Find every line in the records below that holds the word "business" and copy it.

(Saved entries)
━━━━━━━━━━━━━━━━

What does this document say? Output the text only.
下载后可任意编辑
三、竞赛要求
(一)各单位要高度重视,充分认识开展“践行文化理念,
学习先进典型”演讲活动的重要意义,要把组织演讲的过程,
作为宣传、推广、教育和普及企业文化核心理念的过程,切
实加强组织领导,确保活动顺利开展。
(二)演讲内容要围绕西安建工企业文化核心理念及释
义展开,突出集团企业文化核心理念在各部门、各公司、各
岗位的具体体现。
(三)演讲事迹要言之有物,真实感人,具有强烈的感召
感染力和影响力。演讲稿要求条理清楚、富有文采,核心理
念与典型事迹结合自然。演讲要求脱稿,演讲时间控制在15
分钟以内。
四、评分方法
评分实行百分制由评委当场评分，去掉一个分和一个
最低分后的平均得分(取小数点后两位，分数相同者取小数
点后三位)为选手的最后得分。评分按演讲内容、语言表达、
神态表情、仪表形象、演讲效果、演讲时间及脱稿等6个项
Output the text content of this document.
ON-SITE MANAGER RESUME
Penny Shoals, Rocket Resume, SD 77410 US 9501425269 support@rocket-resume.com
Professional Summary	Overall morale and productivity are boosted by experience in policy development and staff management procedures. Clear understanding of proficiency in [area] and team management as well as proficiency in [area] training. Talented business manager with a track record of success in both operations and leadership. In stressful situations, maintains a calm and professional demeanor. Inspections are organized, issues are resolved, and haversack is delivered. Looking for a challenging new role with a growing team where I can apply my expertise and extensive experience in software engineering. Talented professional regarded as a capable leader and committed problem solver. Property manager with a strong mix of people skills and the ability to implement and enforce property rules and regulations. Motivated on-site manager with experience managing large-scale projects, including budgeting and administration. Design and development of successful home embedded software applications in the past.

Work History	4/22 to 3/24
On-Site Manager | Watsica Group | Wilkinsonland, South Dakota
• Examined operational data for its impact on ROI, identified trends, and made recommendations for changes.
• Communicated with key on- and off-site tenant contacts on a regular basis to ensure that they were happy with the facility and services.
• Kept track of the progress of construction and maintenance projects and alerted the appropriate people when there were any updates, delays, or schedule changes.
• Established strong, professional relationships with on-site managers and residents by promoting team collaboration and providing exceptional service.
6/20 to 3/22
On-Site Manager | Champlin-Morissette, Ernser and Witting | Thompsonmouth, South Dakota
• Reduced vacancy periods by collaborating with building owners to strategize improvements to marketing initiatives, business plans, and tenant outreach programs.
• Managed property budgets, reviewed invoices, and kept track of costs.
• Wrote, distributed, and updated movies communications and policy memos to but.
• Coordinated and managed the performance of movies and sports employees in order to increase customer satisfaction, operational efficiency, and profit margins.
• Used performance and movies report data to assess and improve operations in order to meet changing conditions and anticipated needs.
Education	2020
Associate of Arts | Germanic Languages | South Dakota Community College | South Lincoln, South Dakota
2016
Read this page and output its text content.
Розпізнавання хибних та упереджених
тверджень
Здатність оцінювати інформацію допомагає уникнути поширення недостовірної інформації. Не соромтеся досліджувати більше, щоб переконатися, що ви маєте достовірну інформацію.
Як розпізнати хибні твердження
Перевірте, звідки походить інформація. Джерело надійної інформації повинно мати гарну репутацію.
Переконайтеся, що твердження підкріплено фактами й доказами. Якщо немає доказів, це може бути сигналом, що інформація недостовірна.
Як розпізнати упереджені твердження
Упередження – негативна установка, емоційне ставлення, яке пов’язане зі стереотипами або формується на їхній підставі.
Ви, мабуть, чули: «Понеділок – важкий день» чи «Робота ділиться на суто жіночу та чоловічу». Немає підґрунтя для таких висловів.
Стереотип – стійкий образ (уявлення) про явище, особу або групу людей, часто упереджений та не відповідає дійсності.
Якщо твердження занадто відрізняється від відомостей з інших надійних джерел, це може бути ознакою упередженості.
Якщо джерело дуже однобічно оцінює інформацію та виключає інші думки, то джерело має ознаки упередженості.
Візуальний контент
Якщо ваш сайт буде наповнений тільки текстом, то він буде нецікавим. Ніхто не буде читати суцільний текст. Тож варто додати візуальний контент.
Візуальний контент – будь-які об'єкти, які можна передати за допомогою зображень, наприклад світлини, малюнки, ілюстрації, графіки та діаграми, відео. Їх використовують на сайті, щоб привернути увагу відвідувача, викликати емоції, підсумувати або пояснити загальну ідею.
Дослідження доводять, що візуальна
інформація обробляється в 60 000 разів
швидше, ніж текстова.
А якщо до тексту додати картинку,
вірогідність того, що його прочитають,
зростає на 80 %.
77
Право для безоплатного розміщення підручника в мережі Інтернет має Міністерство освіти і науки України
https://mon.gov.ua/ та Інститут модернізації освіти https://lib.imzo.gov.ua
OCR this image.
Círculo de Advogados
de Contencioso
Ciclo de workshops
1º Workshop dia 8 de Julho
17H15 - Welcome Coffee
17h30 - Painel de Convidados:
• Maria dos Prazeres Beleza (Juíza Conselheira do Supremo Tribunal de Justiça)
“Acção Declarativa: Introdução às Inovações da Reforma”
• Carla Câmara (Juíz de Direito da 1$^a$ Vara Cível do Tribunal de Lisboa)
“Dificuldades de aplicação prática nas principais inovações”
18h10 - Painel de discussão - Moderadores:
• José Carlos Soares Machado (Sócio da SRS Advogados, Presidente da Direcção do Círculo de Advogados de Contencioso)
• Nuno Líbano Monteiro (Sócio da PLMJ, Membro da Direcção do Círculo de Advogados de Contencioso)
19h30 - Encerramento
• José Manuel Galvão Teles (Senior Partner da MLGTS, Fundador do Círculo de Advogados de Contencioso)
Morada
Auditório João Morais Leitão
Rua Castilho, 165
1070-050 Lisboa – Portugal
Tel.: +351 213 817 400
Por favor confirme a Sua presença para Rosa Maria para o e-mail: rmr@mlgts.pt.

━━━━━━━━━━━━━━━━

● Solution:
Professional Summary	Overall morale and productivity are boosted by experience in policy development and staff management procedures. Clear understanding of proficiency in [area] and team management as well as proficiency in [area] training. Talented business manager with a track record of success in both operations and leadership. In stressful situations, maintains a calm and professional demeanor. Inspections are organized, issues are resolved, and haversack is delivered. Looking for a challenging new role with a growing team where I can apply my expertise and extensive experience in software engineering. Talented professional regarded as a capable leader and committed problem solver. Property manager with a strong mix of people skills and the ability to implement and enforce property rules and regulations. Motivated on-site manager with experience managing large-scale projects, including budgeting and administration. Design and development of successful home embedded software applications in the past.
• Reduced vacancy periods by collaborating with building owners to strategize improvements to marketing initiatives, business plans, and tenant outreach programs.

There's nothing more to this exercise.